(Entries taken from a collection)
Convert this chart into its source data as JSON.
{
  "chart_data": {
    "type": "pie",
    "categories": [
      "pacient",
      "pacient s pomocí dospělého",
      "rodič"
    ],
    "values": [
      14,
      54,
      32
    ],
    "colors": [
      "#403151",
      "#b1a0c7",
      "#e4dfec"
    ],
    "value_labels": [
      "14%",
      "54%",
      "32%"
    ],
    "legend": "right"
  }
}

* * *

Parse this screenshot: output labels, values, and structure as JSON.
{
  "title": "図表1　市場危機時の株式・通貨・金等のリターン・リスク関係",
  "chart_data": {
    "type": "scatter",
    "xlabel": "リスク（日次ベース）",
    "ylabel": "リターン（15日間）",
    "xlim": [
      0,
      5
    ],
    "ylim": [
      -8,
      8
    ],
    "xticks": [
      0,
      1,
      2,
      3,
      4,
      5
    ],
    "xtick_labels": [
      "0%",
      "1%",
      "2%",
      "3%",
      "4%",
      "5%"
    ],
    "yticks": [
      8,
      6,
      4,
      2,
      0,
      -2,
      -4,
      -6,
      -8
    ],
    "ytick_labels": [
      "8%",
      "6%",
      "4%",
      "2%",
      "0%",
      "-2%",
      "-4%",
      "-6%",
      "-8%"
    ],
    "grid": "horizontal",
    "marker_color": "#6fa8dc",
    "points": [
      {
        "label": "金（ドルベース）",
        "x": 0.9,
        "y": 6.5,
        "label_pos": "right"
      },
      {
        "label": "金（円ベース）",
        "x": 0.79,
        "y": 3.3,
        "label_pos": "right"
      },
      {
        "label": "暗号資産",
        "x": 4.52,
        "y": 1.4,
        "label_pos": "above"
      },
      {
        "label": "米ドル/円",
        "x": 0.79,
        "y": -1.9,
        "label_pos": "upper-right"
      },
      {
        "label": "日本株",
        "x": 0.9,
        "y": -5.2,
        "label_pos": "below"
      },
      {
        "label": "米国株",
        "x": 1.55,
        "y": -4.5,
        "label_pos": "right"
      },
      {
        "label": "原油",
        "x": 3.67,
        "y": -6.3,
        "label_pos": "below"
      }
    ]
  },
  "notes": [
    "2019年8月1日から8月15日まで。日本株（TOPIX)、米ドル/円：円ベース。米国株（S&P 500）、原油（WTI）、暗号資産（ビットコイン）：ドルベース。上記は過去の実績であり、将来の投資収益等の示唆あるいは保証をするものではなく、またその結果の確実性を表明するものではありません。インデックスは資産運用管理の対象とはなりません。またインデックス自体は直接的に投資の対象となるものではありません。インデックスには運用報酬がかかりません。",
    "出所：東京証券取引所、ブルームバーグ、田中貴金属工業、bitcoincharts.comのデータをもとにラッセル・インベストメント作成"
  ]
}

--

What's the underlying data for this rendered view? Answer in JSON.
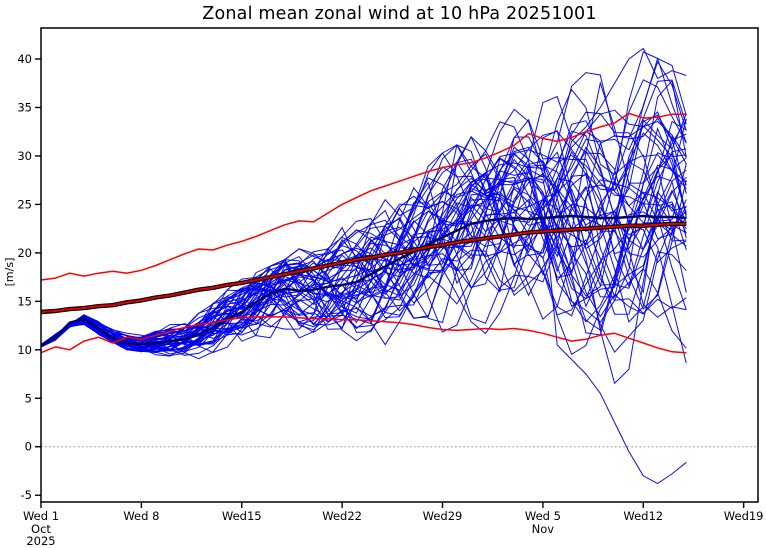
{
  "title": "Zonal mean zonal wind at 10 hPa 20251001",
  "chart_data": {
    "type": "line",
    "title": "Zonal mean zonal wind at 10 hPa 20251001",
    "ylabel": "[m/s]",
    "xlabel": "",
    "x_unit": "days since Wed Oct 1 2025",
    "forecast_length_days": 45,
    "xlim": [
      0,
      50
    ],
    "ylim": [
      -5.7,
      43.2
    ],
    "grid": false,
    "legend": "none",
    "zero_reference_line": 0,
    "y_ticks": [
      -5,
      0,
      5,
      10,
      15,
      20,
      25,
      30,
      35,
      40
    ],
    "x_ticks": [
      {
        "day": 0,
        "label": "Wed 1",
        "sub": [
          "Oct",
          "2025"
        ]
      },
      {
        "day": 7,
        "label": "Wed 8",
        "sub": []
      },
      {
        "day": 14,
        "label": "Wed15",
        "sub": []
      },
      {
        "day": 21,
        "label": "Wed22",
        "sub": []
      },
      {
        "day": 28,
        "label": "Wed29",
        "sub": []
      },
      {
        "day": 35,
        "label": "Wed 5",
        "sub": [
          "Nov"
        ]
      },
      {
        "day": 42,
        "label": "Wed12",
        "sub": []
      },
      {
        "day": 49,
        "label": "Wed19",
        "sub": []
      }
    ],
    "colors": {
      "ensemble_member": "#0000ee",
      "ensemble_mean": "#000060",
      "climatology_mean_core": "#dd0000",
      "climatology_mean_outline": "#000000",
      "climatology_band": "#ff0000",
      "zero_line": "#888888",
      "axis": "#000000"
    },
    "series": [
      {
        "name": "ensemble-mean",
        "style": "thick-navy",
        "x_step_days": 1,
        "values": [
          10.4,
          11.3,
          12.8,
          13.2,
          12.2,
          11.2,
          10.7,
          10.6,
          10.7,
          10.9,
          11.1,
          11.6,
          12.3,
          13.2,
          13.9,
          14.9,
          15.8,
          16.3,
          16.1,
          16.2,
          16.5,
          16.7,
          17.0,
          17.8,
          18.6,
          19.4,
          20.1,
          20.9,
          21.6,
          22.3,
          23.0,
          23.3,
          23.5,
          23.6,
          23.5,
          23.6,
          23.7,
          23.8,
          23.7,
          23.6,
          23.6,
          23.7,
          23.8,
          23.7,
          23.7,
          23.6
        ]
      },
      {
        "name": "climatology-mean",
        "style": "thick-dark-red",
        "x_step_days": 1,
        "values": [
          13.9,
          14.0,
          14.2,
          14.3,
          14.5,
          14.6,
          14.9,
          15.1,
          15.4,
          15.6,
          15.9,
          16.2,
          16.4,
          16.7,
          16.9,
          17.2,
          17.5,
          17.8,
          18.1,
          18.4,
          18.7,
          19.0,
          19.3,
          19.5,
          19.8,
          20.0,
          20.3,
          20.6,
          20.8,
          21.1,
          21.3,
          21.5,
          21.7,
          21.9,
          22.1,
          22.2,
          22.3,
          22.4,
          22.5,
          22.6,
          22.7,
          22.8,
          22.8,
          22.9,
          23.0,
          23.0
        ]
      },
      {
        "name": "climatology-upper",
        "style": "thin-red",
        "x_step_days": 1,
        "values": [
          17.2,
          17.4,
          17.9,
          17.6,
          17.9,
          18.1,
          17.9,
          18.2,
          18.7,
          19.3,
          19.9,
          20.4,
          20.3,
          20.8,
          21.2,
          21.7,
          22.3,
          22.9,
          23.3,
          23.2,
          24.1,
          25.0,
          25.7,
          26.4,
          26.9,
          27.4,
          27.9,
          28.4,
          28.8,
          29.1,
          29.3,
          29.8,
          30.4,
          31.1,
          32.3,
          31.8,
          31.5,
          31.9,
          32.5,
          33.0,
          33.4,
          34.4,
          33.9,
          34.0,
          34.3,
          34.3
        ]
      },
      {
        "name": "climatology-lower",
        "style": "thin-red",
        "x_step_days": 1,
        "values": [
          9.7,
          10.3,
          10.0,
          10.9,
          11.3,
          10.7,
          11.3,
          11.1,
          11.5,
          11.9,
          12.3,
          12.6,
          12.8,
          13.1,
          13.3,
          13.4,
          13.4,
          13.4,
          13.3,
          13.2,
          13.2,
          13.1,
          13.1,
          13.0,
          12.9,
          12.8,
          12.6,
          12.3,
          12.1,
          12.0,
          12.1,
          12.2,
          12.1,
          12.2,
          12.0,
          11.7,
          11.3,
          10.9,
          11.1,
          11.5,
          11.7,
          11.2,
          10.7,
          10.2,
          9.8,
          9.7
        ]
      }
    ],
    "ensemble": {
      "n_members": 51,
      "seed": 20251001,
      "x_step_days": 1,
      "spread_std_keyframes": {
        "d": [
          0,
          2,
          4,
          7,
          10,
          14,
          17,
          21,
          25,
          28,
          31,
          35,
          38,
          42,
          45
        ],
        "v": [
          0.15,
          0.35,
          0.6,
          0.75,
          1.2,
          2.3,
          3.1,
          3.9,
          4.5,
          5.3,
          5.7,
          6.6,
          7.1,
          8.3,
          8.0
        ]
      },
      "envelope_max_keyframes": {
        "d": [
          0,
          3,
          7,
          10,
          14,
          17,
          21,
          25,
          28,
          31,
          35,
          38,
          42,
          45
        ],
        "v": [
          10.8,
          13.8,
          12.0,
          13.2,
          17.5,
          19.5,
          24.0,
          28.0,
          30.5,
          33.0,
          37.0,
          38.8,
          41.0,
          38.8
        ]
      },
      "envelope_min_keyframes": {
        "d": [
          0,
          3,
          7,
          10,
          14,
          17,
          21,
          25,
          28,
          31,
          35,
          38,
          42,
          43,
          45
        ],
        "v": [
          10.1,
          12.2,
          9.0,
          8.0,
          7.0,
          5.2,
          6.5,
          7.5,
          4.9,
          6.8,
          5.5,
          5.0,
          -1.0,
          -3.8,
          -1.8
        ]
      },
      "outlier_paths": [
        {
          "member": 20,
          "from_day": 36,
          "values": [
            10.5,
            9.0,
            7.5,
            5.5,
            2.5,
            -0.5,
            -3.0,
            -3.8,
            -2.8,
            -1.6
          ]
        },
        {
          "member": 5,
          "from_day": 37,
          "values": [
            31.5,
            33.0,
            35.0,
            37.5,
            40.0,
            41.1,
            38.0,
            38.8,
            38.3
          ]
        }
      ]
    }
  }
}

▶ _Instructions for the task_
Track down every line of the material containing the string "upper", and copy it.

▶ _The response_
        "label_pos": "upper-right"
        "name": "climatology-upper",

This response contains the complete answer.